Task to carry out: Retype all the entries word for word, but omit the pictures.

Extracted material:
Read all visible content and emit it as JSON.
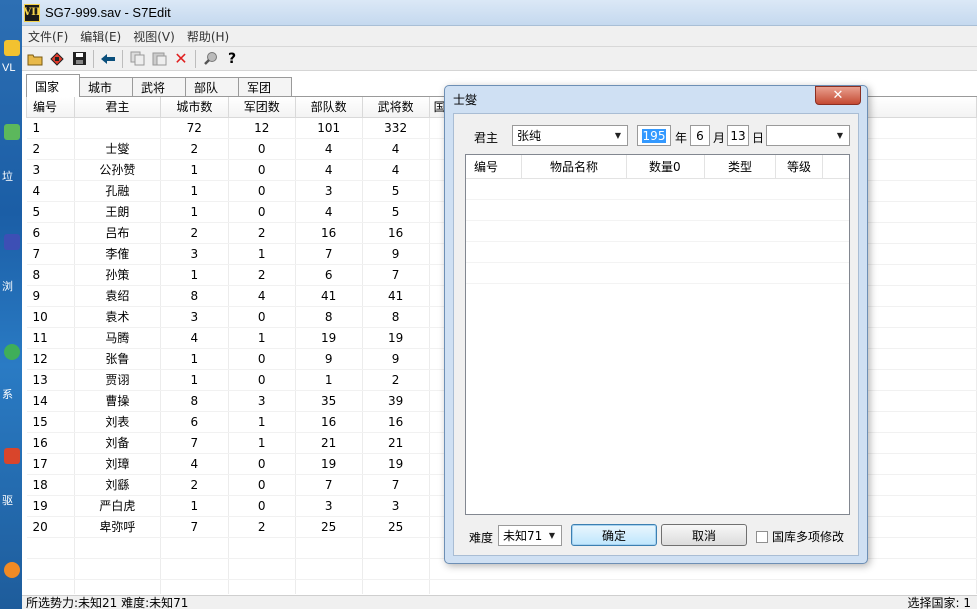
{
  "window": {
    "title": "SG7-999.sav - S7Edit",
    "icon_text": "VII"
  },
  "desktop": {
    "labels": [
      "VL",
      "垃",
      "浏",
      "系",
      "驱"
    ]
  },
  "menu": [
    "文件(F)",
    "编辑(E)",
    "视图(V)",
    "帮助(H)"
  ],
  "toolbar": {
    "icons": [
      "open-folder-icon",
      "tag-icon",
      "save-disk-icon",
      "back-arrow-icon",
      "copy-icon",
      "paste-icon",
      "delete-x-icon",
      "search-icon",
      "help-question-icon"
    ]
  },
  "tabs": [
    "国家",
    "城市",
    "武将",
    "部队",
    "军团"
  ],
  "table": {
    "headers": [
      "编号",
      "君主",
      "城市数",
      "军团数",
      "部队数",
      "武将数",
      "国"
    ],
    "rows": [
      [
        "1",
        "",
        "72",
        "12",
        "101",
        "332"
      ],
      [
        "2",
        "士燮",
        "2",
        "0",
        "4",
        "4"
      ],
      [
        "3",
        "公孙赞",
        "1",
        "0",
        "4",
        "4"
      ],
      [
        "4",
        "孔融",
        "1",
        "0",
        "3",
        "5"
      ],
      [
        "5",
        "王朗",
        "1",
        "0",
        "4",
        "5"
      ],
      [
        "6",
        "吕布",
        "2",
        "2",
        "16",
        "16"
      ],
      [
        "7",
        "李傕",
        "3",
        "1",
        "7",
        "9"
      ],
      [
        "8",
        "孙策",
        "1",
        "2",
        "6",
        "7"
      ],
      [
        "9",
        "袁绍",
        "8",
        "4",
        "41",
        "41"
      ],
      [
        "10",
        "袁术",
        "3",
        "0",
        "8",
        "8"
      ],
      [
        "11",
        "马腾",
        "4",
        "1",
        "19",
        "19"
      ],
      [
        "12",
        "张鲁",
        "1",
        "0",
        "9",
        "9"
      ],
      [
        "13",
        "贾诩",
        "1",
        "0",
        "1",
        "2"
      ],
      [
        "14",
        "曹操",
        "8",
        "3",
        "35",
        "39"
      ],
      [
        "15",
        "刘表",
        "6",
        "1",
        "16",
        "16"
      ],
      [
        "16",
        "刘备",
        "7",
        "1",
        "21",
        "21"
      ],
      [
        "17",
        "刘璋",
        "4",
        "0",
        "19",
        "19"
      ],
      [
        "18",
        "刘繇",
        "2",
        "0",
        "7",
        "7"
      ],
      [
        "19",
        "严白虎",
        "1",
        "0",
        "3",
        "3"
      ],
      [
        "20",
        "卑弥呼",
        "7",
        "2",
        "25",
        "25"
      ]
    ]
  },
  "status": {
    "left": "所选势力:未知21    难度:未知71",
    "right": "选择国家:  1"
  },
  "dialog": {
    "title": "士燮",
    "close": "✕",
    "lord_label": "君主",
    "lord_value": "张纯",
    "year_value": "195",
    "year_label": "年",
    "month_value": "6",
    "month_label": "月",
    "day_value": "13",
    "day_label": "日",
    "extra_value": "",
    "list_headers": [
      "编号",
      "物品名称",
      "数量0",
      "类型",
      "等级"
    ],
    "difficulty_label": "难度",
    "difficulty_value": "未知71",
    "ok": "确定",
    "cancel": "取消",
    "checkbox_label": "国库多项修改"
  }
}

Full solution:
Read all visible content and emit it as JSON.
{
  "window": {
    "title": "SG7-999.sav - S7Edit",
    "icon_text": "VII"
  },
  "desktop": {
    "labels": [
      "VL",
      "垃",
      "浏",
      "系",
      "驱"
    ]
  },
  "menu": [
    "文件(F)",
    "编辑(E)",
    "视图(V)",
    "帮助(H)"
  ],
  "toolbar": {
    "icons": [
      "open-folder-icon",
      "tag-icon",
      "save-disk-icon",
      "back-arrow-icon",
      "copy-icon",
      "paste-icon",
      "delete-x-icon",
      "search-icon",
      "help-question-icon"
    ]
  },
  "tabs": [
    "国家",
    "城市",
    "武将",
    "部队",
    "军团"
  ],
  "table": {
    "headers": [
      "编号",
      "君主",
      "城市数",
      "军团数",
      "部队数",
      "武将数",
      "国"
    ],
    "rows": [
      [
        "1",
        "",
        "72",
        "12",
        "101",
        "332"
      ],
      [
        "2",
        "士燮",
        "2",
        "0",
        "4",
        "4"
      ],
      [
        "3",
        "公孙赞",
        "1",
        "0",
        "4",
        "4"
      ],
      [
        "4",
        "孔融",
        "1",
        "0",
        "3",
        "5"
      ],
      [
        "5",
        "王朗",
        "1",
        "0",
        "4",
        "5"
      ],
      [
        "6",
        "吕布",
        "2",
        "2",
        "16",
        "16"
      ],
      [
        "7",
        "李傕",
        "3",
        "1",
        "7",
        "9"
      ],
      [
        "8",
        "孙策",
        "1",
        "2",
        "6",
        "7"
      ],
      [
        "9",
        "袁绍",
        "8",
        "4",
        "41",
        "41"
      ],
      [
        "10",
        "袁术",
        "3",
        "0",
        "8",
        "8"
      ],
      [
        "11",
        "马腾",
        "4",
        "1",
        "19",
        "19"
      ],
      [
        "12",
        "张鲁",
        "1",
        "0",
        "9",
        "9"
      ],
      [
        "13",
        "贾诩",
        "1",
        "0",
        "1",
        "2"
      ],
      [
        "14",
        "曹操",
        "8",
        "3",
        "35",
        "39"
      ],
      [
        "15",
        "刘表",
        "6",
        "1",
        "16",
        "16"
      ],
      [
        "16",
        "刘备",
        "7",
        "1",
        "21",
        "21"
      ],
      [
        "17",
        "刘璋",
        "4",
        "0",
        "19",
        "19"
      ],
      [
        "18",
        "刘繇",
        "2",
        "0",
        "7",
        "7"
      ],
      [
        "19",
        "严白虎",
        "1",
        "0",
        "3",
        "3"
      ],
      [
        "20",
        "卑弥呼",
        "7",
        "2",
        "25",
        "25"
      ]
    ]
  },
  "status": {
    "left": "所选势力:未知21    难度:未知71",
    "right": "选择国家:  1"
  },
  "dialog": {
    "title": "士燮",
    "close": "✕",
    "lord_label": "君主",
    "lord_value": "张纯",
    "year_value": "195",
    "year_label": "年",
    "month_value": "6",
    "month_label": "月",
    "day_value": "13",
    "day_label": "日",
    "extra_value": "",
    "list_headers": [
      "编号",
      "物品名称",
      "数量0",
      "类型",
      "等级"
    ],
    "difficulty_label": "难度",
    "difficulty_value": "未知71",
    "ok": "确定",
    "cancel": "取消",
    "checkbox_label": "国库多项修改"
  }
}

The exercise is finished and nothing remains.